● **SHORT EXERCISE**: All the records that follow need to be reproduced exactly. Omit the images.

● **AVAILABLE RECORDS**:
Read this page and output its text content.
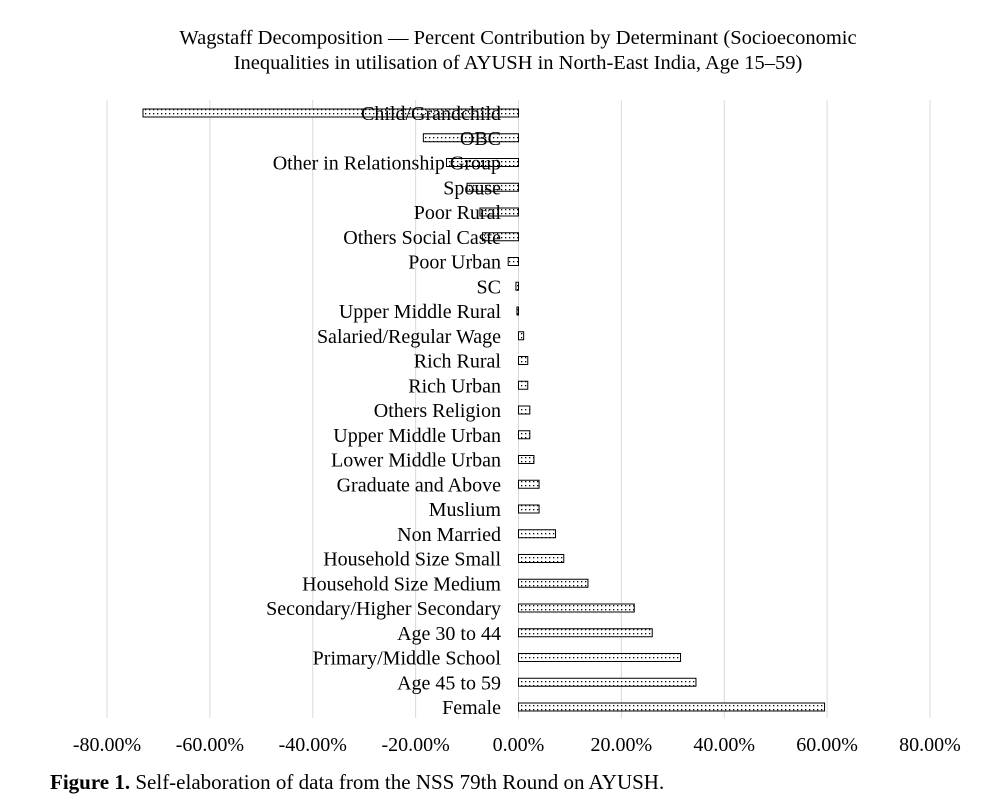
Wagstaff Decomposition — Percent Contribution by Determinant (Socioeconomic
Inequalities in utilisation of AYUSH in North-East India, Age 15–59)
Child/Grandchild
OBC
Other in Relationship Group
Spouse
Poor Rural
Others Social Caste
Poor Urban
SC
Upper Middle Rural
Salaried/Regular Wage
Rich Rural
Rich Urban
Others Religion
Upper Middle Urban
Lower Middle Urban
Graduate and Above
Muslium
Non Married
Household Size Small
Household Size Medium
Secondary/Higher Secondary
Age 30 to 44
Primary/Middle School
Age 45 to 59
Female
-80.00% -60.00% -40.00% -20.00% 0.00% 20.00% 40.00% 60.00% 80.00%
Figure 1. Self-elaboration of data from the NSS 79th Round on AYUSH.
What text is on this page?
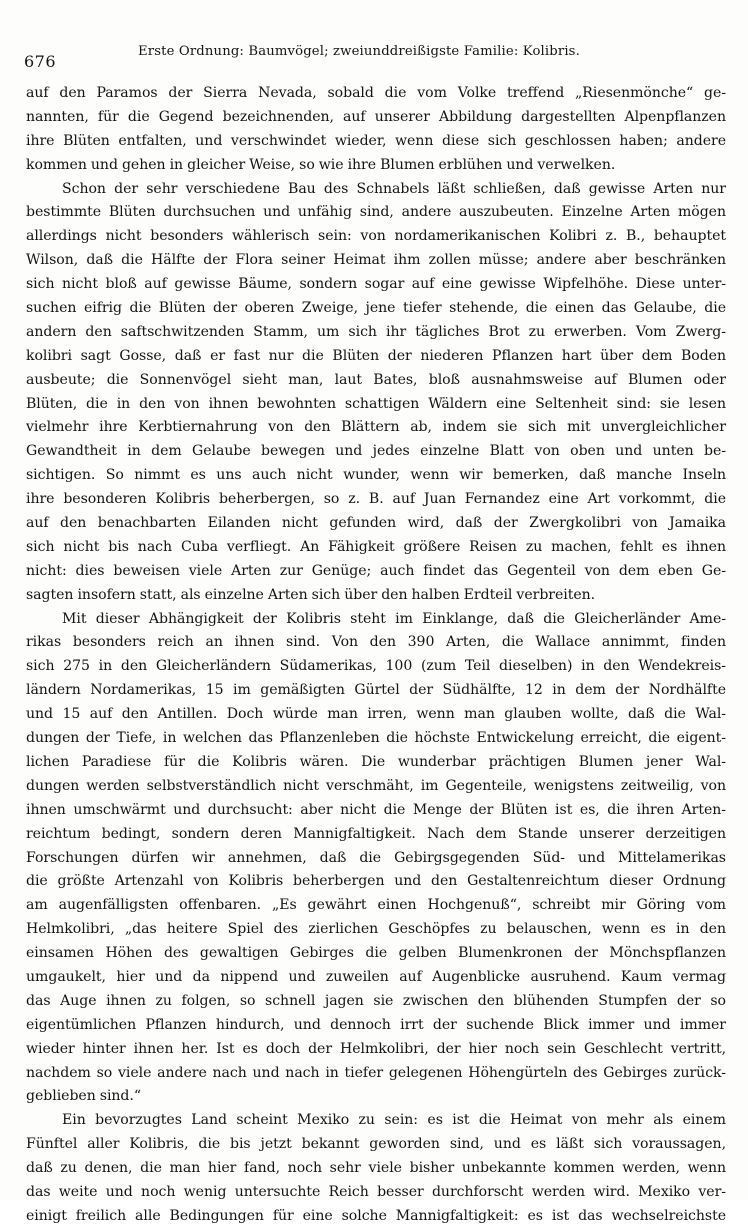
676
Erste Ordnung: Baumvögel; zweiunddreißigste Familie: Kolibris.
auf den Paramos der Sierra Nevada, sobald die vom Volke treffend „Riesenmönche“ ge-
nannten, für die Gegend bezeichnenden, auf unserer Abbildung dargestellten Alpenpflanzen
ihre Blüten entfalten, und verschwindet wieder, wenn diese sich geschlossen haben; andere
kommen und gehen in gleicher Weise, so wie ihre Blumen erblühen und verwelken.
Schon der sehr verschiedene Bau des Schnabels läßt schließen, daß gewisse Arten nur
bestimmte Blüten durchsuchen und unfähig sind, andere auszubeuten. Einzelne Arten mögen
allerdings nicht besonders wählerisch sein: von nordamerikanischen Kolibri z. B., behauptet
Wilson, daß die Hälfte der Flora seiner Heimat ihm zollen müsse; andere aber beschränken
sich nicht bloß auf gewisse Bäume, sondern sogar auf eine gewisse Wipfelhöhe. Diese unter-
suchen eifrig die Blüten der oberen Zweige, jene tiefer stehende, die einen das Gelaube, die
andern den saftschwitzenden Stamm, um sich ihr tägliches Brot zu erwerben. Vom Zwerg-
kolibri sagt Gosse, daß er fast nur die Blüten der niederen Pflanzen hart über dem Boden
ausbeute; die Sonnenvögel sieht man, laut Bates, bloß ausnahmsweise auf Blumen oder
Blüten, die in den von ihnen bewohnten schattigen Wäldern eine Seltenheit sind: sie lesen
vielmehr ihre Kerbtiernahrung von den Blättern ab, indem sie sich mit unvergleichlicher
Gewandtheit in dem Gelaube bewegen und jedes einzelne Blatt von oben und unten be-
sichtigen. So nimmt es uns auch nicht wunder, wenn wir bemerken, daß manche Inseln
ihre besonderen Kolibris beherbergen, so z. B. auf Juan Fernandez eine Art vorkommt, die
auf den benachbarten Eilanden nicht gefunden wird, daß der Zwergkolibri von Jamaika
sich nicht bis nach Cuba verfliegt. An Fähigkeit größere Reisen zu machen, fehlt es ihnen
nicht: dies beweisen viele Arten zur Genüge; auch findet das Gegenteil von dem eben Ge-
sagten insofern statt, als einzelne Arten sich über den halben Erdteil verbreiten.
Mit dieser Abhängigkeit der Kolibris steht im Einklange, daß die Gleicherländer Ame-
rikas besonders reich an ihnen sind. Von den 390 Arten, die Wallace annimmt, finden
sich 275 in den Gleicherländern Südamerikas, 100 (zum Teil dieselben) in den Wendekreis-
ländern Nordamerikas, 15 im gemäßigten Gürtel der Südhälfte, 12 in dem der Nordhälfte
und 15 auf den Antillen. Doch würde man irren, wenn man glauben wollte, daß die Wal-
dungen der Tiefe, in welchen das Pflanzenleben die höchste Entwickelung erreicht, die eigent-
lichen Paradiese für die Kolibris wären. Die wunderbar prächtigen Blumen jener Wal-
dungen werden selbstverständlich nicht verschmäht, im Gegenteile, wenigstens zeitweilig, von
ihnen umschwärmt und durchsucht: aber nicht die Menge der Blüten ist es, die ihren Arten-
reichtum bedingt, sondern deren Mannigfaltigkeit. Nach dem Stande unserer derzeitigen
Forschungen dürfen wir annehmen, daß die Gebirgsgegenden Süd- und Mittelamerikas
die größte Artenzahl von Kolibris beherbergen und den Gestaltenreichtum dieser Ordnung
am augenfälligsten offenbaren. „Es gewährt einen Hochgenuß“, schreibt mir Göring vom
Helmkolibri, „das heitere Spiel des zierlichen Geschöpfes zu belauschen, wenn es in den
einsamen Höhen des gewaltigen Gebirges die gelben Blumenkronen der Mönchspflanzen
umgaukelt, hier und da nippend und zuweilen auf Augenblicke ausruhend. Kaum vermag
das Auge ihnen zu folgen, so schnell jagen sie zwischen den blühenden Stumpfen der so
eigentümlichen Pflanzen hindurch, und dennoch irrt der suchende Blick immer und immer
wieder hinter ihnen her. Ist es doch der Helmkolibri, der hier noch sein Geschlecht vertritt,
nachdem so viele andere nach und nach in tiefer gelegenen Höhengürteln des Gebirges zurück-
geblieben sind.“
Ein bevorzugtes Land scheint Mexiko zu sein: es ist die Heimat von mehr als einem
Fünftel aller Kolibris, die bis jetzt bekannt geworden sind, und es läßt sich voraussagen,
daß zu denen, die man hier fand, noch sehr viele bisher unbekannte kommen werden, wenn
das weite und noch wenig untersuchte Reich besser durchforscht werden wird. Mexiko ver-
einigt freilich alle Bedingungen für eine solche Mannigfaltigkeit: es ist das wechselreichste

● **SOLUTION**:
Read this page and output its text content.
Wagstaff Decomposition — Percent Contribution by Determinant (Socioeconomic
Inequalities in utilisation of AYUSH in North-East India, Age 15–59)
Child/Grandchild
OBC
Other in Relationship Group
Spouse
Poor Rural
Others Social Caste
Poor Urban
SC
Upper Middle Rural
Salaried/Regular Wage
Rich Rural
Rich Urban
Others Religion
Upper Middle Urban
Lower Middle Urban
Graduate and Above
Muslium
Non Married
Household Size Small
Household Size Medium
Secondary/Higher Secondary
Age 30 to 44
Primary/Middle School
Age 45 to 59
Female
-80.00% -60.00% -40.00% -20.00% 0.00% 20.00% 40.00% 60.00% 80.00%
Figure 1. Self-elaboration of data from the NSS 79th Round on AYUSH.
What text is on this page?
676
Erste Ordnung: Baumvögel; zweiunddreißigste Familie: Kolibris.
auf den Paramos der Sierra Nevada, sobald die vom Volke treffend „Riesenmönche“ ge-
nannten, für die Gegend bezeichnenden, auf unserer Abbildung dargestellten Alpenpflanzen
ihre Blüten entfalten, und verschwindet wieder, wenn diese sich geschlossen haben; andere
kommen und gehen in gleicher Weise, so wie ihre Blumen erblühen und verwelken.
Schon der sehr verschiedene Bau des Schnabels läßt schließen, daß gewisse Arten nur
bestimmte Blüten durchsuchen und unfähig sind, andere auszubeuten. Einzelne Arten mögen
allerdings nicht besonders wählerisch sein: von nordamerikanischen Kolibri z. B., behauptet
Wilson, daß die Hälfte der Flora seiner Heimat ihm zollen müsse; andere aber beschränken
sich nicht bloß auf gewisse Bäume, sondern sogar auf eine gewisse Wipfelhöhe. Diese unter-
suchen eifrig die Blüten der oberen Zweige, jene tiefer stehende, die einen das Gelaube, die
andern den saftschwitzenden Stamm, um sich ihr tägliches Brot zu erwerben. Vom Zwerg-
kolibri sagt Gosse, daß er fast nur die Blüten der niederen Pflanzen hart über dem Boden
ausbeute; die Sonnenvögel sieht man, laut Bates, bloß ausnahmsweise auf Blumen oder
Blüten, die in den von ihnen bewohnten schattigen Wäldern eine Seltenheit sind: sie lesen
vielmehr ihre Kerbtiernahrung von den Blättern ab, indem sie sich mit unvergleichlicher
Gewandtheit in dem Gelaube bewegen und jedes einzelne Blatt von oben und unten be-
sichtigen. So nimmt es uns auch nicht wunder, wenn wir bemerken, daß manche Inseln
ihre besonderen Kolibris beherbergen, so z. B. auf Juan Fernandez eine Art vorkommt, die
auf den benachbarten Eilanden nicht gefunden wird, daß der Zwergkolibri von Jamaika
sich nicht bis nach Cuba verfliegt. An Fähigkeit größere Reisen zu machen, fehlt es ihnen
nicht: dies beweisen viele Arten zur Genüge; auch findet das Gegenteil von dem eben Ge-
sagten insofern statt, als einzelne Arten sich über den halben Erdteil verbreiten.
Mit dieser Abhängigkeit der Kolibris steht im Einklange, daß die Gleicherländer Ame-
rikas besonders reich an ihnen sind. Von den 390 Arten, die Wallace annimmt, finden
sich 275 in den Gleicherländern Südamerikas, 100 (zum Teil dieselben) in den Wendekreis-
ländern Nordamerikas, 15 im gemäßigten Gürtel der Südhälfte, 12 in dem der Nordhälfte
und 15 auf den Antillen. Doch würde man irren, wenn man glauben wollte, daß die Wal-
dungen der Tiefe, in welchen das Pflanzenleben die höchste Entwickelung erreicht, die eigent-
lichen Paradiese für die Kolibris wären. Die wunderbar prächtigen Blumen jener Wal-
dungen werden selbstverständlich nicht verschmäht, im Gegenteile, wenigstens zeitweilig, von
ihnen umschwärmt und durchsucht: aber nicht die Menge der Blüten ist es, die ihren Arten-
reichtum bedingt, sondern deren Mannigfaltigkeit. Nach dem Stande unserer derzeitigen
Forschungen dürfen wir annehmen, daß die Gebirgsgegenden Süd- und Mittelamerikas
die größte Artenzahl von Kolibris beherbergen und den Gestaltenreichtum dieser Ordnung
am augenfälligsten offenbaren. „Es gewährt einen Hochgenuß“, schreibt mir Göring vom
Helmkolibri, „das heitere Spiel des zierlichen Geschöpfes zu belauschen, wenn es in den
einsamen Höhen des gewaltigen Gebirges die gelben Blumenkronen der Mönchspflanzen
umgaukelt, hier und da nippend und zuweilen auf Augenblicke ausruhend. Kaum vermag
das Auge ihnen zu folgen, so schnell jagen sie zwischen den blühenden Stumpfen der so
eigentümlichen Pflanzen hindurch, und dennoch irrt der suchende Blick immer und immer
wieder hinter ihnen her. Ist es doch der Helmkolibri, der hier noch sein Geschlecht vertritt,
nachdem so viele andere nach und nach in tiefer gelegenen Höhengürteln des Gebirges zurück-
geblieben sind.“
Ein bevorzugtes Land scheint Mexiko zu sein: es ist die Heimat von mehr als einem
Fünftel aller Kolibris, die bis jetzt bekannt geworden sind, und es läßt sich voraussagen,
daß zu denen, die man hier fand, noch sehr viele bisher unbekannte kommen werden, wenn
das weite und noch wenig untersuchte Reich besser durchforscht werden wird. Mexiko ver-
einigt freilich alle Bedingungen für eine solche Mannigfaltigkeit: es ist das wechselreichste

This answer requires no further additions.